## Written task
Only the pictures are to be left out; set down the rest of the records exactly.
═══ Material provided ═══
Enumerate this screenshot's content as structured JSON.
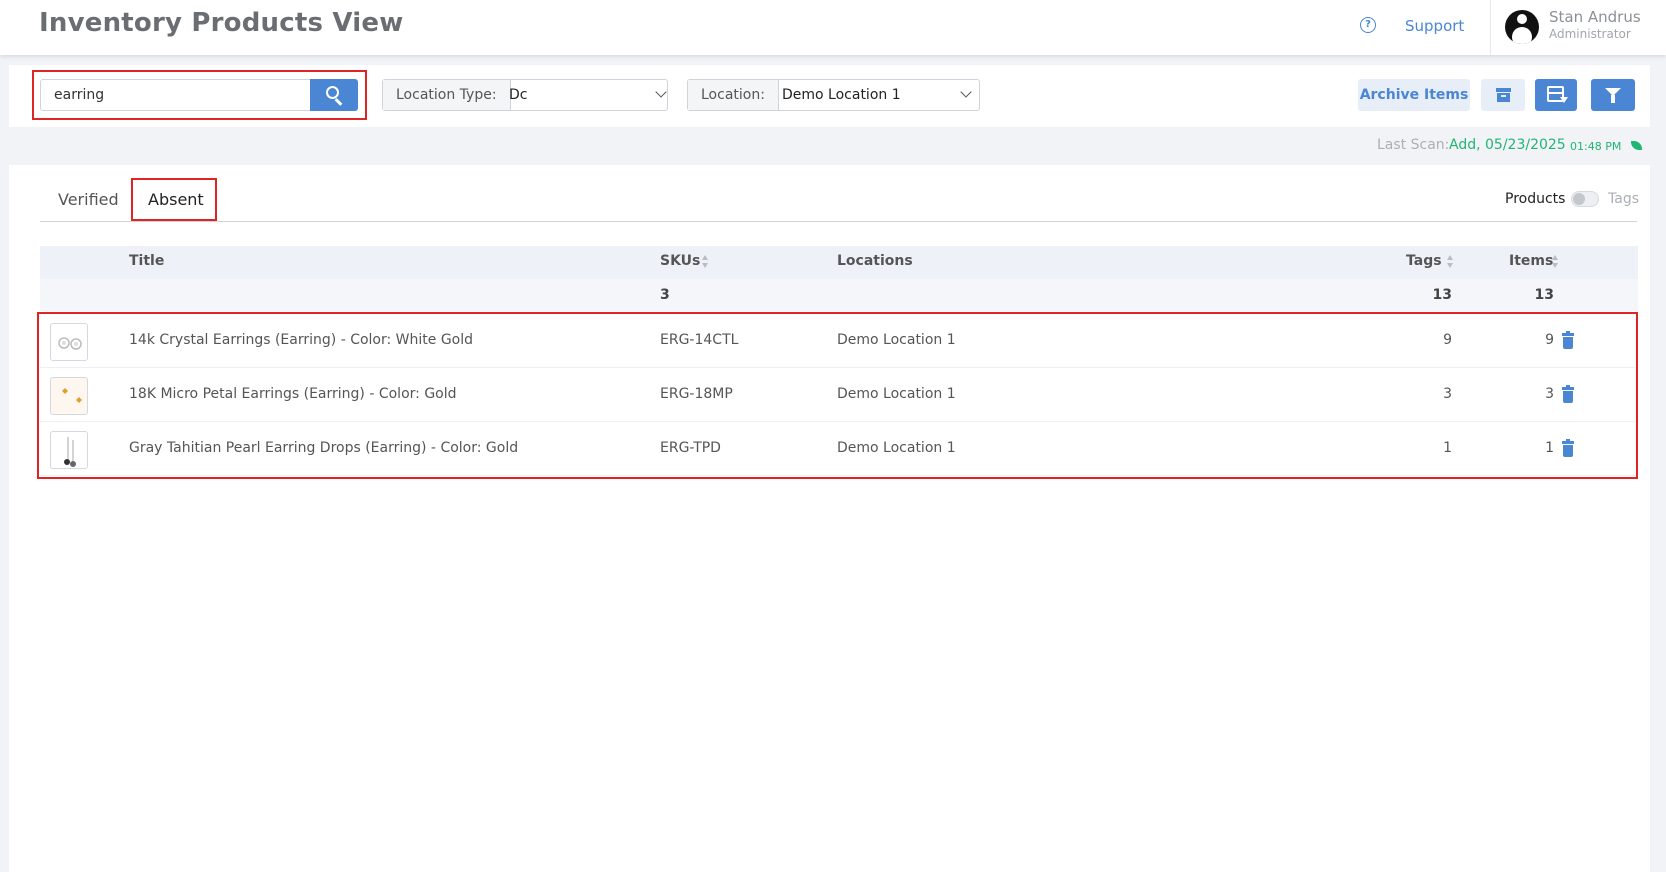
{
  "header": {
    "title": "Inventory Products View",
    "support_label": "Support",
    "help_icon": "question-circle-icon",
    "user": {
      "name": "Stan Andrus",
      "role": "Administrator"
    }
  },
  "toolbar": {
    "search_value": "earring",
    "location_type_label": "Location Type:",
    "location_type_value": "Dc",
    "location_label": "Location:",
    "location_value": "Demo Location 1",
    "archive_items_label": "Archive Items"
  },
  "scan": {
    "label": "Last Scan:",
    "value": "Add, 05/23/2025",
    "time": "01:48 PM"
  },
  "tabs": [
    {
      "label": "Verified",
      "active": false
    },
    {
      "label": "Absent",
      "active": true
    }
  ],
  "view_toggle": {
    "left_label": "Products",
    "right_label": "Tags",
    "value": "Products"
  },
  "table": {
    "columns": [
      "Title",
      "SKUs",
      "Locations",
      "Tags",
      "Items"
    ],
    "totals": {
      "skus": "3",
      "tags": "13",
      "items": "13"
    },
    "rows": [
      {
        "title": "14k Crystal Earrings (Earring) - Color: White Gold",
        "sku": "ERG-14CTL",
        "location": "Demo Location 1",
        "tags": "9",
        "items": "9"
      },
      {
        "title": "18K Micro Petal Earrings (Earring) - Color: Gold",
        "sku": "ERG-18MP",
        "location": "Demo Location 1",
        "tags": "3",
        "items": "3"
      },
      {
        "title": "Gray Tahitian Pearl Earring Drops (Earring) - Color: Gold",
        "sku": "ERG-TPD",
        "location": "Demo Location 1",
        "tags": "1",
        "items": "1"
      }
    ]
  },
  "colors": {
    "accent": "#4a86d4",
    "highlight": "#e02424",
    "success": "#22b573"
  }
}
═══
## Finished task
Enumerate this screenshot's content as structured JSON.
{
  "header": {
    "title": "Inventory Products View",
    "support_label": "Support",
    "help_icon": "question-circle-icon",
    "user": {
      "name": "Stan Andrus",
      "role": "Administrator"
    }
  },
  "toolbar": {
    "search_value": "earring",
    "location_type_label": "Location Type:",
    "location_type_value": "Dc",
    "location_label": "Location:",
    "location_value": "Demo Location 1",
    "archive_items_label": "Archive Items"
  },
  "scan": {
    "label": "Last Scan:",
    "value": "Add, 05/23/2025",
    "time": "01:48 PM"
  },
  "tabs": [
    {
      "label": "Verified",
      "active": false
    },
    {
      "label": "Absent",
      "active": true
    }
  ],
  "view_toggle": {
    "left_label": "Products",
    "right_label": "Tags",
    "value": "Products"
  },
  "table": {
    "columns": [
      "Title",
      "SKUs",
      "Locations",
      "Tags",
      "Items"
    ],
    "totals": {
      "skus": "3",
      "tags": "13",
      "items": "13"
    },
    "rows": [
      {
        "title": "14k Crystal Earrings (Earring) - Color: White Gold",
        "sku": "ERG-14CTL",
        "location": "Demo Location 1",
        "tags": "9",
        "items": "9"
      },
      {
        "title": "18K Micro Petal Earrings (Earring) - Color: Gold",
        "sku": "ERG-18MP",
        "location": "Demo Location 1",
        "tags": "3",
        "items": "3"
      },
      {
        "title": "Gray Tahitian Pearl Earring Drops (Earring) - Color: Gold",
        "sku": "ERG-TPD",
        "location": "Demo Location 1",
        "tags": "1",
        "items": "1"
      }
    ]
  },
  "colors": {
    "accent": "#4a86d4",
    "highlight": "#e02424",
    "success": "#22b573"
  }
}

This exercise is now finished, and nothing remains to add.